Begin Extracted records

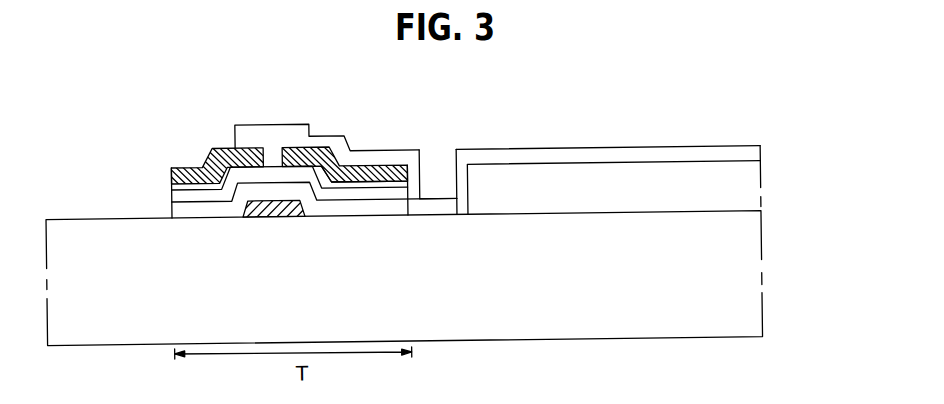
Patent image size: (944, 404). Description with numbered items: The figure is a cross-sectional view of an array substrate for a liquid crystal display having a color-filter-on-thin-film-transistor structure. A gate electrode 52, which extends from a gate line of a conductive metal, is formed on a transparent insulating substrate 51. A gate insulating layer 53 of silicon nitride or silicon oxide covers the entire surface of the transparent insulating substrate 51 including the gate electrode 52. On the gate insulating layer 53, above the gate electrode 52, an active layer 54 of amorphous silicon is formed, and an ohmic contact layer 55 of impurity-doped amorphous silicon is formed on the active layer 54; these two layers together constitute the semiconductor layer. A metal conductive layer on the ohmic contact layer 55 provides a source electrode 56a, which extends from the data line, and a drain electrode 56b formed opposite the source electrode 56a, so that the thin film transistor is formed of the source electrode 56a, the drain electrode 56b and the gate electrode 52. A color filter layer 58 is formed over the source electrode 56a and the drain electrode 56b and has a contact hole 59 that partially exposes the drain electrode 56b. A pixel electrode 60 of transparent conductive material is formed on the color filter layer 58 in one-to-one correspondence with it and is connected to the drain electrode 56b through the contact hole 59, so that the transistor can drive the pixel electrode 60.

The transparent insulating substrate 51 is at (751, 273).
The gate electrode 52 is at (277, 216).
The gate insulating layer 53 is at (182, 210).
The active layer 54 is at (248, 180).
The ohmic contact layer 55 is at (381, 185).
The source electrode 56a is at (172, 175).
The drain electrode 56b is at (322, 151).
The color filter layer 58 is at (751, 182).
The contact hole 59 is at (437, 181).
The pixel electrode 60 is at (540, 166).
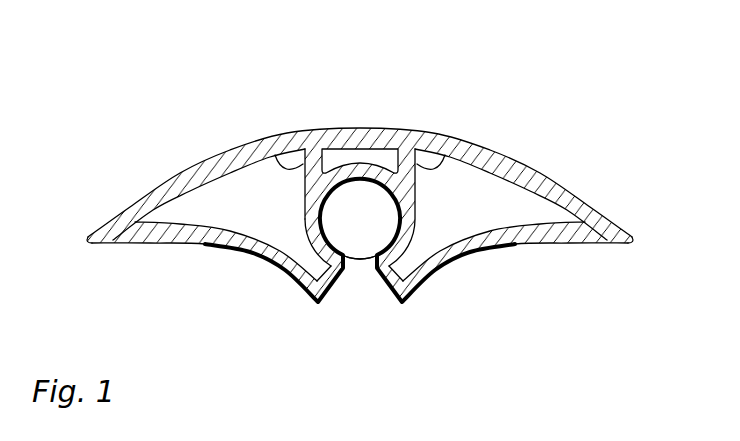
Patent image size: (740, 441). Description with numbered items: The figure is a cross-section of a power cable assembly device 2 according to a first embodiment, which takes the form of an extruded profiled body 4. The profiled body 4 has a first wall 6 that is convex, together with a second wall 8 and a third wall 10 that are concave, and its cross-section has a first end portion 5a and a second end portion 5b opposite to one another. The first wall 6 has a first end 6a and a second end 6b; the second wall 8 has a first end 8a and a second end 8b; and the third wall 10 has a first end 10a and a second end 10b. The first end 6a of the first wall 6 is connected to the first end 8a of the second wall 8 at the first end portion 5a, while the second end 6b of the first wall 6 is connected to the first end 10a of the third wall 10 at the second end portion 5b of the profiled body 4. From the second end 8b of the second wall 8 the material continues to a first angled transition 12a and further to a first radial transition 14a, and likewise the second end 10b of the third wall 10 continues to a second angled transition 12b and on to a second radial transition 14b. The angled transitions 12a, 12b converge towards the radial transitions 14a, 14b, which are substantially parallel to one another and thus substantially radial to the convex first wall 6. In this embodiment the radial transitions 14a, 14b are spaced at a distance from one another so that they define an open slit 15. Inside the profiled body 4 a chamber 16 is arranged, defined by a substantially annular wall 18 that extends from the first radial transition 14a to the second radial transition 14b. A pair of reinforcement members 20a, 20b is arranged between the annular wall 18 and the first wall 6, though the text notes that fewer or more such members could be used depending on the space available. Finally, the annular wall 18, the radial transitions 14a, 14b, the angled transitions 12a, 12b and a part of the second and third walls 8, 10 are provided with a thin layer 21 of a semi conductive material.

The power cable assembly device 2 is at (252, 88).
The extruded profiled body 4 is at (457, 88).
The first end portion 5a is at (86, 240).
The second end portion 5b is at (634, 240).
The first wall 6 is at (540, 172).
The first end of the first wall 6a is at (118, 215).
The second end of the first wall 6b is at (614, 223).
The second wall 8 is at (192, 244).
The first end of the second wall 8a is at (123, 244).
The second end of the second wall 8b is at (312, 304).
The third wall 10 is at (512, 244).
The first end of the third wall 10a is at (606, 244).
The second end of the third wall 10b is at (399, 304).
The first angled transition 12a is at (338, 295).
The second angled transition 12b is at (386, 296).
The first radial transition 14a is at (354, 261).
The second radial transition 14b is at (362, 258).
The open slit 15 is at (390, 245).
The chamber 16 is at (371, 227).
The annular wall 18 is at (324, 215).
The reinforcement member 20a is at (292, 164).
The reinforcement member 20b is at (428, 164).
The thin layer of semi conductive material 21 is at (364, 180).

End Extracted records

Reproduce the material verbatim, beginning with the line that contains "Patent image size: (740, 441)." and continuing through the line that contains "The power cable", including both of those lines.

Patent image size: (740, 441). Description with numbered items: The figure is a cross-section of a power cable assembly device 2 according to a first embodiment, which takes the form of an extruded profiled body 4. The profiled body 4 has a first wall 6 that is convex, together with a second wall 8 and a third wall 10 that are concave, and its cross-section has a first end portion 5a and a second end portion 5b opposite to one another. The first wall 6 has a first end 6a and a second end 6b; the second wall 8 has a first end 8a and a second end 8b; and the third wall 10 has a first end 10a and a second end 10b. The first end 6a of the first wall 6 is connected to the first end 8a of the second wall 8 at the first end portion 5a, while the second end 6b of the first wall 6 is connected to the first end 10a of the third wall 10 at the second end portion 5b of the profiled body 4. From the second end 8b of the second wall 8 the material continues to a first angled transition 12a and further to a first radial transition 14a, and likewise the second end 10b of the third wall 10 continues to a second angled transition 12b and on to a second radial transition 14b. The angled transitions 12a, 12b converge towards the radial transitions 14a, 14b, which are substantially parallel to one another and thus substantially radial to the convex first wall 6. In this embodiment the radial transitions 14a, 14b are spaced at a distance from one another so that they define an open slit 15. Inside the profiled body 4 a chamber 16 is arranged, defined by a substantially annular wall 18 that extends from the first radial transition 14a to the second radial transition 14b. A pair of reinforcement members 20a, 20b is arranged between the annular wall 18 and the first wall 6, though the text notes that fewer or more such members could be used depending on the space available. Finally, the annular wall 18, the radial transitions 14a, 14b, the angled transitions 12a, 12b and a part of the second and third walls 8, 10 are provided with a thin layer 21 of a semi conductive material.

The power cable assembly device 2 is at (252, 88).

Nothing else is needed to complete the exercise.